__EXERCISE DESCRIPTION__.
Copy out every line that contains "CDAC".
□ □ □ □ □
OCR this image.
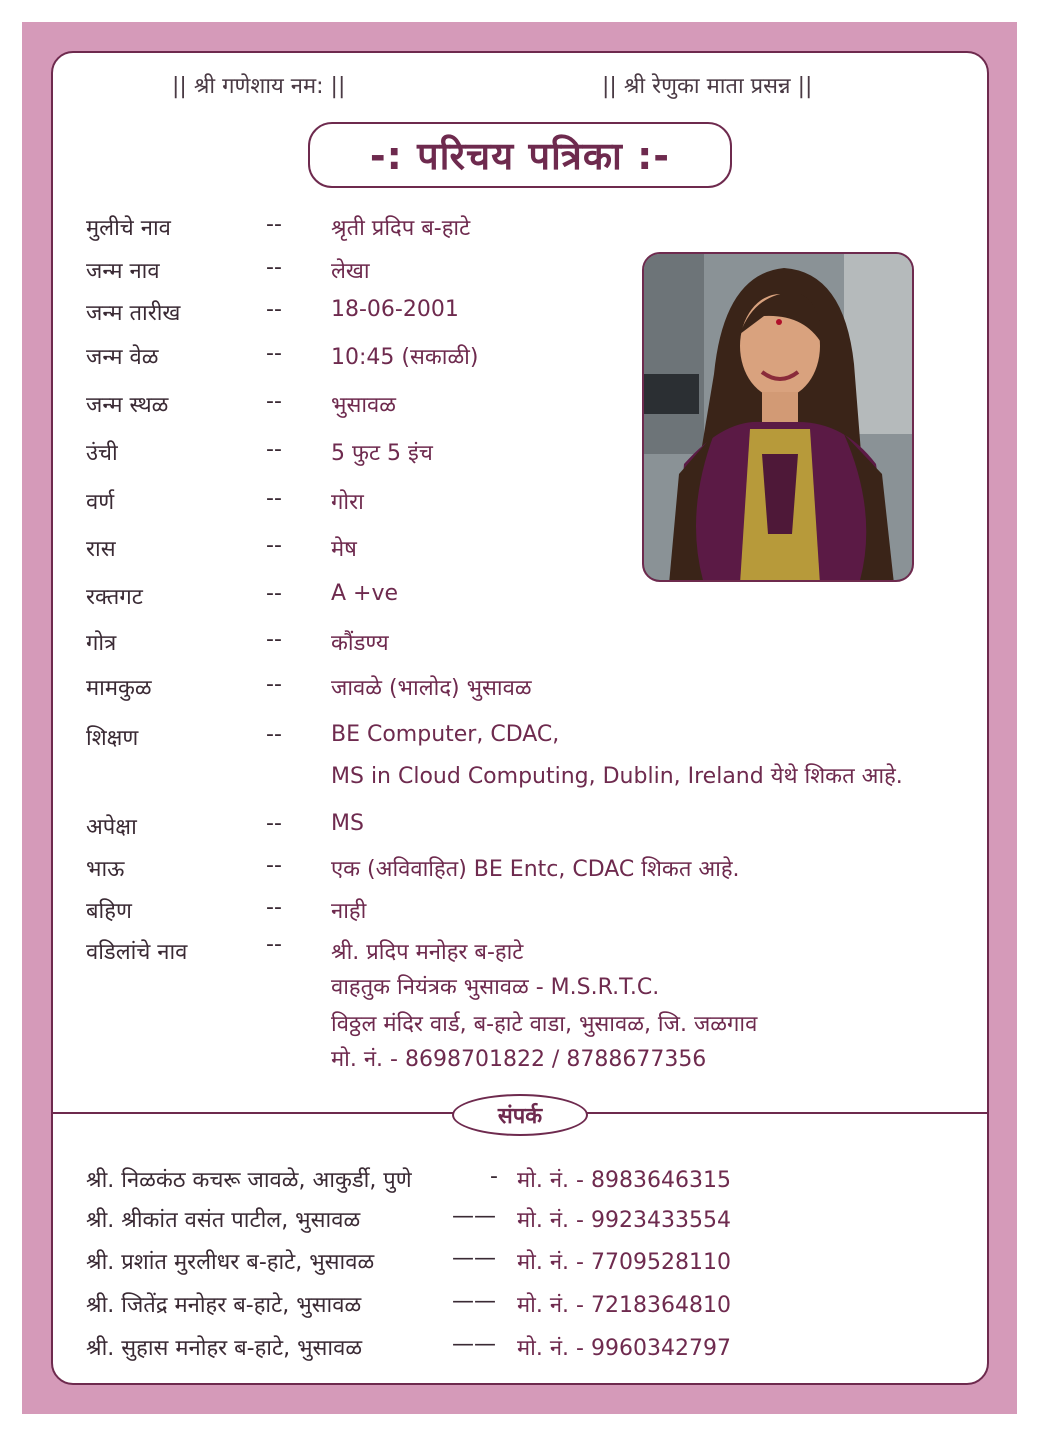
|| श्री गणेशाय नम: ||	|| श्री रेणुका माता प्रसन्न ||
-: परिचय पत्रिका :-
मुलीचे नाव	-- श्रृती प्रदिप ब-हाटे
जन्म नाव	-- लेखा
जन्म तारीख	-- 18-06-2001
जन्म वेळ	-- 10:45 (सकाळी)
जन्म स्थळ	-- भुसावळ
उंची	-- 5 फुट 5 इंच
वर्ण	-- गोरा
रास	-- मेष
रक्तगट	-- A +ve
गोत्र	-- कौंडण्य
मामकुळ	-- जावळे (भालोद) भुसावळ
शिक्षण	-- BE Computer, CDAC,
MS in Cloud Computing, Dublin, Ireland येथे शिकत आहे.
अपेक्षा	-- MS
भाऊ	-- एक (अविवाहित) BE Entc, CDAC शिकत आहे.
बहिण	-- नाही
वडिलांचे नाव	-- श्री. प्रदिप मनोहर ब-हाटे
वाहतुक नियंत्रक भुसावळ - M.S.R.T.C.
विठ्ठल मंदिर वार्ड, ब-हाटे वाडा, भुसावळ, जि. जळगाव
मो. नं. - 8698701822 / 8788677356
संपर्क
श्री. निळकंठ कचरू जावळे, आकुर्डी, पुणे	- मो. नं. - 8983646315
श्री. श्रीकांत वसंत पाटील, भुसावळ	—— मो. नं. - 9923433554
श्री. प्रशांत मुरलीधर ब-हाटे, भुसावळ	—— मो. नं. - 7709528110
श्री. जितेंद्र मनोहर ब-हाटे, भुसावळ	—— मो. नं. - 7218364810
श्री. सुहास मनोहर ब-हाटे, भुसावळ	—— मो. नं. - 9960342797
□ □ □ □ □
__TASK ANSWER__.
शिक्षण	-- BE Computer, CDAC,
भाऊ	-- एक (अविवाहित) BE Entc, CDAC शिकत आहे.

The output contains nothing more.